━━━ ITEMS

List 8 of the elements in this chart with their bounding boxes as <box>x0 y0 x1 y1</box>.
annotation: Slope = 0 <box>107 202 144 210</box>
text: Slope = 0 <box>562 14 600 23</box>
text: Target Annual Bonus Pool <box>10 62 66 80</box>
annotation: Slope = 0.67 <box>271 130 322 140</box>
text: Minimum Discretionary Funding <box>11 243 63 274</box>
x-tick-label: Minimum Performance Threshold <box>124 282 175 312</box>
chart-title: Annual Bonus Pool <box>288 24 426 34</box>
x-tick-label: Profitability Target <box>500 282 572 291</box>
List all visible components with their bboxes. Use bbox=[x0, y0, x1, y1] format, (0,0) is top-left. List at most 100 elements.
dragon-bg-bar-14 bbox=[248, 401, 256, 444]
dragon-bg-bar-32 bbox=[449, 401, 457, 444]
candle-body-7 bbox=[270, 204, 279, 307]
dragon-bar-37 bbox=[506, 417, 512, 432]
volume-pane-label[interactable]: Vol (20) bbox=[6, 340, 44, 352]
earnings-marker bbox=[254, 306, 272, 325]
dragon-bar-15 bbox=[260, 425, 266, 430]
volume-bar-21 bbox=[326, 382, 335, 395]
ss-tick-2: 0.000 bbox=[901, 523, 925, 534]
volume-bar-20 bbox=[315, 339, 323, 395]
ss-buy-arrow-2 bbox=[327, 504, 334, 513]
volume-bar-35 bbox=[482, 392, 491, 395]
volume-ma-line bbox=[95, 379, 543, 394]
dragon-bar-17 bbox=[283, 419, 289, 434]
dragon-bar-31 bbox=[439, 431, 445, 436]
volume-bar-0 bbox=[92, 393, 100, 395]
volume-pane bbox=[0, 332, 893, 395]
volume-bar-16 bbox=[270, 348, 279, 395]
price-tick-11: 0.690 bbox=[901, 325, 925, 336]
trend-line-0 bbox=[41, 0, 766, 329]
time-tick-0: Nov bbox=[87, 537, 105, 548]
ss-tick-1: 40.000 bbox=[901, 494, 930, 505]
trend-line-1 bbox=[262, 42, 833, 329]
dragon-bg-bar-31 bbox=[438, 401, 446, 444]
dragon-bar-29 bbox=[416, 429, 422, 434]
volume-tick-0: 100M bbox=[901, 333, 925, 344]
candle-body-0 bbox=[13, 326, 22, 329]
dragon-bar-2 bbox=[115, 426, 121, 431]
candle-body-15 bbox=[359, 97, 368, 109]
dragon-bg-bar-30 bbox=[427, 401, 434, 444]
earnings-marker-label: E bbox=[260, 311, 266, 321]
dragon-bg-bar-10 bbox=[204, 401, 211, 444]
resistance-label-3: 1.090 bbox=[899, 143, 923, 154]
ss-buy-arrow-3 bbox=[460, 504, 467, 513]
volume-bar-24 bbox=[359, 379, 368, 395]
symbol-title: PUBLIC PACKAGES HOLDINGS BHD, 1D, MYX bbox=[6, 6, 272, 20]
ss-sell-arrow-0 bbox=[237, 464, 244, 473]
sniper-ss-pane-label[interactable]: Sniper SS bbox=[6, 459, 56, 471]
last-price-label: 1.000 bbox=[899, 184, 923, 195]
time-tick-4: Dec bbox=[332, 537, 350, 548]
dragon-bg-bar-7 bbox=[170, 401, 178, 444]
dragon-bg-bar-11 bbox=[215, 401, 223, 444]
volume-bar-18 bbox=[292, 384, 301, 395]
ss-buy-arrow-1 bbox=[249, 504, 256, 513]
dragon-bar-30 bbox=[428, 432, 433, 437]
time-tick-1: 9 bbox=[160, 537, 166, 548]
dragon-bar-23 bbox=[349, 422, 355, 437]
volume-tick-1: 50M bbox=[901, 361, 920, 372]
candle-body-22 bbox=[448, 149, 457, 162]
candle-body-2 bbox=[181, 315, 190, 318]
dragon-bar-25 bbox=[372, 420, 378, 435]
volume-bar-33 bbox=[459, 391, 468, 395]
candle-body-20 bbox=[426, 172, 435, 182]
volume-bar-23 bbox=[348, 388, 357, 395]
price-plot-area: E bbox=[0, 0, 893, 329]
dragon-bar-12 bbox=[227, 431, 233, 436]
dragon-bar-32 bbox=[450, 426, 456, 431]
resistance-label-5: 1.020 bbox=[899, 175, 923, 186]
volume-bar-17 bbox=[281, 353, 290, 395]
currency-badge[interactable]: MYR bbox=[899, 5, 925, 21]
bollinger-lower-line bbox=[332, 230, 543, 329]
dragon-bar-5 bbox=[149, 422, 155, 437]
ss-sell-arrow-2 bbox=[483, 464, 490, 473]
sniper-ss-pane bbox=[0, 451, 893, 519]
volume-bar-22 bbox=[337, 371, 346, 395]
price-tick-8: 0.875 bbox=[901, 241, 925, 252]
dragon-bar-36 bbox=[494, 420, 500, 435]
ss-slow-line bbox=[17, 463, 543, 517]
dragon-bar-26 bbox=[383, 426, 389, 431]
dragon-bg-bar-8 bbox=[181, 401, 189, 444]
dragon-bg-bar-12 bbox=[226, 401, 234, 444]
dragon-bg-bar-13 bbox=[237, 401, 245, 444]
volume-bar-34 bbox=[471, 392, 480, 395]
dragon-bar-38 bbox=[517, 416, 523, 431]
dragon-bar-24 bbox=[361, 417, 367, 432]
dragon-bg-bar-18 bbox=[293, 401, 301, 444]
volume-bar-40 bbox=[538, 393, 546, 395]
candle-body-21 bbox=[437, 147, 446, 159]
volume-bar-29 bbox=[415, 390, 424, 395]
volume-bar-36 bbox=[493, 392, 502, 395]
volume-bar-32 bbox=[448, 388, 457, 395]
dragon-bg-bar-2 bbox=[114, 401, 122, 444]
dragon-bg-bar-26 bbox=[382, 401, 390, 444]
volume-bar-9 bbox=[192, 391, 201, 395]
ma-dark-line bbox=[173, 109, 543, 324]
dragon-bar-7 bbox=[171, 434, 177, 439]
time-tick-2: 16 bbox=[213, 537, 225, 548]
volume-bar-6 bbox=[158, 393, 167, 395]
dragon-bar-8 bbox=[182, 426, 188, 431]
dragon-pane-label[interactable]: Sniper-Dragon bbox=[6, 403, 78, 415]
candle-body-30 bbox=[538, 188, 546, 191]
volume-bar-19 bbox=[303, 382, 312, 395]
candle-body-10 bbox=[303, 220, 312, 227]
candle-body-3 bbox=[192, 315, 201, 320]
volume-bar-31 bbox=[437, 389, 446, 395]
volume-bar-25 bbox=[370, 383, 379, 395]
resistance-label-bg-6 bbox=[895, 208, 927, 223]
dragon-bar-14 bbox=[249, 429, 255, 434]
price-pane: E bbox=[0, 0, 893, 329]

━━━━━━

*PROBLEM REQUIREMENTS*:
Retype every line of the dataset entries above without changing a single character.

*EXERCISE RESULT*:
List 8 of the elements in this chart with their bounding boxes as <box>x0 y0 x1 y1</box>.
annotation: Slope = 0 <box>107 202 144 210</box>
text: Slope = 0 <box>562 14 600 23</box>
text: Target Annual Bonus Pool <box>10 62 66 80</box>
annotation: Slope = 0.67 <box>271 130 322 140</box>
text: Minimum Discretionary Funding <box>11 243 63 274</box>
x-tick-label: Minimum Performance Threshold <box>124 282 175 312</box>
chart-title: Annual Bonus Pool <box>288 24 426 34</box>
x-tick-label: Profitability Target <box>500 282 572 291</box>
List all visible components with their bboxes. Use bbox=[x0, y0, x1, y1] format, (0,0) is top-left. List at most 100 elements.
dragon-bg-bar-14 bbox=[248, 401, 256, 444]
dragon-bg-bar-32 bbox=[449, 401, 457, 444]
candle-body-7 bbox=[270, 204, 279, 307]
dragon-bar-37 bbox=[506, 417, 512, 432]
volume-pane-label[interactable]: Vol (20) bbox=[6, 340, 44, 352]
earnings-marker bbox=[254, 306, 272, 325]
dragon-bar-15 bbox=[260, 425, 266, 430]
volume-bar-21 bbox=[326, 382, 335, 395]
ss-tick-2: 0.000 bbox=[901, 523, 925, 534]
volume-bar-20 bbox=[315, 339, 323, 395]
ss-buy-arrow-2 bbox=[327, 504, 334, 513]
volume-bar-35 bbox=[482, 392, 491, 395]
volume-ma-line bbox=[95, 379, 543, 394]
dragon-bar-17 bbox=[283, 419, 289, 434]
dragon-bar-31 bbox=[439, 431, 445, 436]
volume-bar-0 bbox=[92, 393, 100, 395]
volume-pane bbox=[0, 332, 893, 395]
volume-bar-16 bbox=[270, 348, 279, 395]
price-tick-11: 0.690 bbox=[901, 325, 925, 336]
trend-line-0 bbox=[41, 0, 766, 329]
time-tick-0: Nov bbox=[87, 537, 105, 548]
ss-tick-1: 40.000 bbox=[901, 494, 930, 505]
trend-line-1 bbox=[262, 42, 833, 329]
dragon-bg-bar-31 bbox=[438, 401, 446, 444]
dragon-bar-29 bbox=[416, 429, 422, 434]
volume-tick-0: 100M bbox=[901, 333, 925, 344]
candle-body-0 bbox=[13, 326, 22, 329]
dragon-bar-2 bbox=[115, 426, 121, 431]
candle-body-15 bbox=[359, 97, 368, 109]
dragon-bg-bar-30 bbox=[427, 401, 434, 444]
earnings-marker-label: E bbox=[260, 311, 266, 321]
dragon-bg-bar-10 bbox=[204, 401, 211, 444]
resistance-label-3: 1.090 bbox=[899, 143, 923, 154]
ss-buy-arrow-3 bbox=[460, 504, 467, 513]
volume-bar-24 bbox=[359, 379, 368, 395]
symbol-title: PUBLIC PACKAGES HOLDINGS BHD, 1D, MYX bbox=[6, 6, 272, 20]
ss-sell-arrow-0 bbox=[237, 464, 244, 473]
sniper-ss-pane-label[interactable]: Sniper SS bbox=[6, 459, 56, 471]
last-price-label: 1.000 bbox=[899, 184, 923, 195]
time-tick-4: Dec bbox=[332, 537, 350, 548]
dragon-bg-bar-7 bbox=[170, 401, 178, 444]
dragon-bg-bar-11 bbox=[215, 401, 223, 444]
volume-bar-18 bbox=[292, 384, 301, 395]
ss-buy-arrow-1 bbox=[249, 504, 256, 513]
dragon-bar-30 bbox=[428, 432, 433, 437]
time-tick-1: 9 bbox=[160, 537, 166, 548]
dragon-bar-23 bbox=[349, 422, 355, 437]
volume-tick-1: 50M bbox=[901, 361, 920, 372]
candle-body-22 bbox=[448, 149, 457, 162]
candle-body-2 bbox=[181, 315, 190, 318]
dragon-bar-25 bbox=[372, 420, 378, 435]
volume-bar-33 bbox=[459, 391, 468, 395]
candle-body-20 bbox=[426, 172, 435, 182]
volume-bar-23 bbox=[348, 388, 357, 395]
price-plot-area: E bbox=[0, 0, 893, 329]
dragon-bar-12 bbox=[227, 431, 233, 436]
dragon-bar-32 bbox=[450, 426, 456, 431]
resistance-label-5: 1.020 bbox=[899, 175, 923, 186]
volume-bar-17 bbox=[281, 353, 290, 395]
currency-badge[interactable]: MYR bbox=[899, 5, 925, 21]
bollinger-lower-line bbox=[332, 230, 543, 329]
dragon-bar-5 bbox=[149, 422, 155, 437]
ss-sell-arrow-2 bbox=[483, 464, 490, 473]
sniper-ss-pane bbox=[0, 451, 893, 519]
volume-bar-22 bbox=[337, 371, 346, 395]
price-tick-8: 0.875 bbox=[901, 241, 925, 252]
dragon-bar-36 bbox=[494, 420, 500, 435]
ss-slow-line bbox=[17, 463, 543, 517]
dragon-bar-26 bbox=[383, 426, 389, 431]
dragon-bg-bar-8 bbox=[181, 401, 189, 444]
dragon-bg-bar-12 bbox=[226, 401, 234, 444]
dragon-bg-bar-13 bbox=[237, 401, 245, 444]
volume-bar-34 bbox=[471, 392, 480, 395]
dragon-bar-38 bbox=[517, 416, 523, 431]
dragon-bar-24 bbox=[361, 417, 367, 432]
dragon-bg-bar-18 bbox=[293, 401, 301, 444]
volume-bar-40 bbox=[538, 393, 546, 395]
candle-body-21 bbox=[437, 147, 446, 159]
volume-bar-29 bbox=[415, 390, 424, 395]
volume-bar-36 bbox=[493, 392, 502, 395]
volume-bar-32 bbox=[448, 388, 457, 395]
dragon-bg-bar-2 bbox=[114, 401, 122, 444]
dragon-bg-bar-26 bbox=[382, 401, 390, 444]
volume-bar-9 bbox=[192, 391, 201, 395]
ma-dark-line bbox=[173, 109, 543, 324]
dragon-bar-7 bbox=[171, 434, 177, 439]
time-tick-2: 16 bbox=[213, 537, 225, 548]
volume-bar-6 bbox=[158, 393, 167, 395]
dragon-bar-8 bbox=[182, 426, 188, 431]
dragon-pane-label[interactable]: Sniper-Dragon bbox=[6, 403, 78, 415]
candle-body-30 bbox=[538, 188, 546, 191]
volume-bar-19 bbox=[303, 382, 312, 395]
candle-body-10 bbox=[303, 220, 312, 227]
candle-body-3 bbox=[192, 315, 201, 320]
volume-bar-31 bbox=[437, 389, 446, 395]
volume-bar-25 bbox=[370, 383, 379, 395]
resistance-label-bg-6 bbox=[895, 208, 927, 223]
dragon-bar-14 bbox=[249, 429, 255, 434]
price-pane: E bbox=[0, 0, 893, 329]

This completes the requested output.